_TASK REQUIREMENTS_.
Look for the string "areas" and copy every line that has it.

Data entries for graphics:
========

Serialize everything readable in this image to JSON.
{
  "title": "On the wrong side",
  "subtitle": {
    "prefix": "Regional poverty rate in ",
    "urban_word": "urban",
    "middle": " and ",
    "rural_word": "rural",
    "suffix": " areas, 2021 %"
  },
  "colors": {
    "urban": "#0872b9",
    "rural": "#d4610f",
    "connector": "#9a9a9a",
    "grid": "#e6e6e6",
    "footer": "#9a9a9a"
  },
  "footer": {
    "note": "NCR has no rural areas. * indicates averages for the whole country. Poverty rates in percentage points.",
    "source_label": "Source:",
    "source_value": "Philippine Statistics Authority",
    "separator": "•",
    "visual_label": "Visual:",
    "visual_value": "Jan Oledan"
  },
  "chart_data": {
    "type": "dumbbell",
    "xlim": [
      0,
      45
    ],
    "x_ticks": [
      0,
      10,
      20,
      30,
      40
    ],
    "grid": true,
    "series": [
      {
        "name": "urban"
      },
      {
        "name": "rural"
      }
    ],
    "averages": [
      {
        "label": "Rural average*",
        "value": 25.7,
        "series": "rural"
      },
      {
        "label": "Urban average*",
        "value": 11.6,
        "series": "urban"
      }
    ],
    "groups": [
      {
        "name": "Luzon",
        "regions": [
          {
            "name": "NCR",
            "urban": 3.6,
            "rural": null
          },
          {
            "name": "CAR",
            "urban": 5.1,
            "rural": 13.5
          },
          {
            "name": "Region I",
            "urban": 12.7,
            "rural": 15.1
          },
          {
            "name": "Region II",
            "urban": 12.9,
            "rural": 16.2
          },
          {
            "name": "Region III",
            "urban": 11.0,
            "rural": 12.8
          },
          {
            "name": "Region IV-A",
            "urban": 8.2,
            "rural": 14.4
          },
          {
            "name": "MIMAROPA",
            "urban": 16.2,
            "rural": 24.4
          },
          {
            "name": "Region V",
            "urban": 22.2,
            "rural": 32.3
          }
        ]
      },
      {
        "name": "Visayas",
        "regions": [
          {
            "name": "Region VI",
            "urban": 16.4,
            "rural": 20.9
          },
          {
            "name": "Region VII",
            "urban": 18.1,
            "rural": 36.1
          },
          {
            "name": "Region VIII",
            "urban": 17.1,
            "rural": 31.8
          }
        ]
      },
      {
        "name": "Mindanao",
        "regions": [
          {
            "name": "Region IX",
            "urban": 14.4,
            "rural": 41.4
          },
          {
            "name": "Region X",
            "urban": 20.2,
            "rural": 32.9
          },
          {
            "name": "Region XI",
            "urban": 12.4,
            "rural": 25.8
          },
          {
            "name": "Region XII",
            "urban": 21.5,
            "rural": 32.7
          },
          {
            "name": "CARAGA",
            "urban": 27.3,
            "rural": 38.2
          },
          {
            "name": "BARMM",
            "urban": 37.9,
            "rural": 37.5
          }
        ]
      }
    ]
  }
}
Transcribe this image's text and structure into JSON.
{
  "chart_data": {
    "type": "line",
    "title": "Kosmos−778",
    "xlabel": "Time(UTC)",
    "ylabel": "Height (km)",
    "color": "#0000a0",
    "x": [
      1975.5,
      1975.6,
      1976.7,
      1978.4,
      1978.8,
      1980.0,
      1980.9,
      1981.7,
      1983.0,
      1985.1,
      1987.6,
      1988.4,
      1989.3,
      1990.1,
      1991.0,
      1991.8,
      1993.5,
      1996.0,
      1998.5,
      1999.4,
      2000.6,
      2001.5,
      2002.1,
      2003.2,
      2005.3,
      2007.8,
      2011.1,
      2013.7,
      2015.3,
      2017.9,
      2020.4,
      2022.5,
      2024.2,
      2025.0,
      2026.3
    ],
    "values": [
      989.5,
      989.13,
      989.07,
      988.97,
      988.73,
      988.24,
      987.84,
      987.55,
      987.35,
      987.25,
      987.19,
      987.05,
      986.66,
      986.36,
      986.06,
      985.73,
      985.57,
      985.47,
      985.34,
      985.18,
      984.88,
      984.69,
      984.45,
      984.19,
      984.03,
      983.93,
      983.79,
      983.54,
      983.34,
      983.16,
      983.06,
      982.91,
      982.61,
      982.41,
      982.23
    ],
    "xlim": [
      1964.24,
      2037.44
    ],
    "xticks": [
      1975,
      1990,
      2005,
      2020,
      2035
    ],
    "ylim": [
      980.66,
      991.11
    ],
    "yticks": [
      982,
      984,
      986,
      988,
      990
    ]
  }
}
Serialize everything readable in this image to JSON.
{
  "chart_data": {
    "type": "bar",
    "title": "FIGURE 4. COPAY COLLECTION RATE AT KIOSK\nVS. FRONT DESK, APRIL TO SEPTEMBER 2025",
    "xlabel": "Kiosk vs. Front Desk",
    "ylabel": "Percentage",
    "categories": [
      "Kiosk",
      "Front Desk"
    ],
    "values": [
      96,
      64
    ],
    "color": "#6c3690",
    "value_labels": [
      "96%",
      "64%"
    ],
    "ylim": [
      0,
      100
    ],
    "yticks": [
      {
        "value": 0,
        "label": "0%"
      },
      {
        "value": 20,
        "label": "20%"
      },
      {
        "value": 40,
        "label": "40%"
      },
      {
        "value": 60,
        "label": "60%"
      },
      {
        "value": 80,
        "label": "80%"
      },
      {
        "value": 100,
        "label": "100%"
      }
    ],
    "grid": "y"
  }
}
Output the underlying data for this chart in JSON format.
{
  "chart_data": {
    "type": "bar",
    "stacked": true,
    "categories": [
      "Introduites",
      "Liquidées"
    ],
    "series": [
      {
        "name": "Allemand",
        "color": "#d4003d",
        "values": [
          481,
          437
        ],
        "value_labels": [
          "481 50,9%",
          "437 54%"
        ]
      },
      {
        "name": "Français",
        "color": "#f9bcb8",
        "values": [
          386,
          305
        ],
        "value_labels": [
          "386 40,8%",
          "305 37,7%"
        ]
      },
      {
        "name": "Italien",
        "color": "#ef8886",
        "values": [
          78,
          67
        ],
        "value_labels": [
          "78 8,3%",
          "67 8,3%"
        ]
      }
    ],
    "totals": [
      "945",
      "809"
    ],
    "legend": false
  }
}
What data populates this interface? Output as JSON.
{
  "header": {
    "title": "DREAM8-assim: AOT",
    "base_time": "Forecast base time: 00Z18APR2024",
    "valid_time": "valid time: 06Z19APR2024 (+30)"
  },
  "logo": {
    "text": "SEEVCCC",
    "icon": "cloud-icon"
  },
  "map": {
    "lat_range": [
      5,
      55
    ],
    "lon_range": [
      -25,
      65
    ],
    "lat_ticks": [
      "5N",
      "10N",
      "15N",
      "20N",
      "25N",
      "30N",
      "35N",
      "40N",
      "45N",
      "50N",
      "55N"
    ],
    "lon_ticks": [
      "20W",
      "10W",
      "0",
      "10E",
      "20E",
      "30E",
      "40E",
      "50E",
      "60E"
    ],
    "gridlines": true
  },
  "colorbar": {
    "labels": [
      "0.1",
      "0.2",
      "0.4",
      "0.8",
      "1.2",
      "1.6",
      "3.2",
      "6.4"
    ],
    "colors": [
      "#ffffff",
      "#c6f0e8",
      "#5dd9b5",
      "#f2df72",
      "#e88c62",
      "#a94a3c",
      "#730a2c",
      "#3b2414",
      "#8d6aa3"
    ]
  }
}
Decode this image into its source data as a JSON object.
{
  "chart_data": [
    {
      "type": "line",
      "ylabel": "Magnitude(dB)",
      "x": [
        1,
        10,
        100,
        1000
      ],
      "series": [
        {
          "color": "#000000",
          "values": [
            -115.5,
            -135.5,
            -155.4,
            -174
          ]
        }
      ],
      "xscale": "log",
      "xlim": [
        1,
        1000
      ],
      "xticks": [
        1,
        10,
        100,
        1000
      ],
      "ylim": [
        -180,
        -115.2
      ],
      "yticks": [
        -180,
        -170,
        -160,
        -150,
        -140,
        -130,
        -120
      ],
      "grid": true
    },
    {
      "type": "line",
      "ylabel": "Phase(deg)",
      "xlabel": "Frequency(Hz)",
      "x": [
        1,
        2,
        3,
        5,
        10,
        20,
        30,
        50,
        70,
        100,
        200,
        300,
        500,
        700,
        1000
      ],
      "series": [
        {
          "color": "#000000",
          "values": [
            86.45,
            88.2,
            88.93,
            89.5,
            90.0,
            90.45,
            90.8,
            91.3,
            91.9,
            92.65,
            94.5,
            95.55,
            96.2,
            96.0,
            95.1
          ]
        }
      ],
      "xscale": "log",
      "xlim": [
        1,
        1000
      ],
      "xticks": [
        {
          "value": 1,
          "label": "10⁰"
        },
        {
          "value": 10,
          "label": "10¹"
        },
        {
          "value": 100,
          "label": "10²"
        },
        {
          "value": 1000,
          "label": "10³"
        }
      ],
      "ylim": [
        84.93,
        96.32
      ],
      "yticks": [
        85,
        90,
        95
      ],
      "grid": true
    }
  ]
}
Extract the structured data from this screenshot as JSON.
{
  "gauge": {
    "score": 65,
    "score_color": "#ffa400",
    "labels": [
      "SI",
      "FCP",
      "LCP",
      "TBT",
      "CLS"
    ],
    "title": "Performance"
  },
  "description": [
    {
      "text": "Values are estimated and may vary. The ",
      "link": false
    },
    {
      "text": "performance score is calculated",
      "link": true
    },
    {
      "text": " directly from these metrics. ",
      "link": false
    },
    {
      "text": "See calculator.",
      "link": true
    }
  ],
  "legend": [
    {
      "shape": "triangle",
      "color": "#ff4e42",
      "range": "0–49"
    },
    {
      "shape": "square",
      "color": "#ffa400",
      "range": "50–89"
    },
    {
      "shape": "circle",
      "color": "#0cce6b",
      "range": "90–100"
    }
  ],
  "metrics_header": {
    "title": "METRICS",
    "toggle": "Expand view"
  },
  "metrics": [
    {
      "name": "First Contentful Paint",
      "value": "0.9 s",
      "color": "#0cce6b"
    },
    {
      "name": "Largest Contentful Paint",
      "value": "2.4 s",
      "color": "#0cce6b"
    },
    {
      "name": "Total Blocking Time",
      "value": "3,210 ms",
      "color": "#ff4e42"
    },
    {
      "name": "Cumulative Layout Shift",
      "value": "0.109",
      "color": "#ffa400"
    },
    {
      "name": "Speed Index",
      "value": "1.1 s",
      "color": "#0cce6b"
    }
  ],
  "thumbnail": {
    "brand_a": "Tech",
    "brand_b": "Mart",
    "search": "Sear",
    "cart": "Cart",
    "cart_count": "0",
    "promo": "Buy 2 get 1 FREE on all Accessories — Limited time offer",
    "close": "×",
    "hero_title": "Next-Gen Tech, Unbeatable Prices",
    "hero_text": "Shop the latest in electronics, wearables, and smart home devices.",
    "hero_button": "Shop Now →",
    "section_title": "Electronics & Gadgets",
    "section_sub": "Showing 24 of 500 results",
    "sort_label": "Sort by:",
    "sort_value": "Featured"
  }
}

========

_THE COMPLETED TASK_.
    "suffix": " areas, 2021 %"
    "note": "NCR has no rural areas. * indicates averages for the whole country. Poverty rates in percentage points.",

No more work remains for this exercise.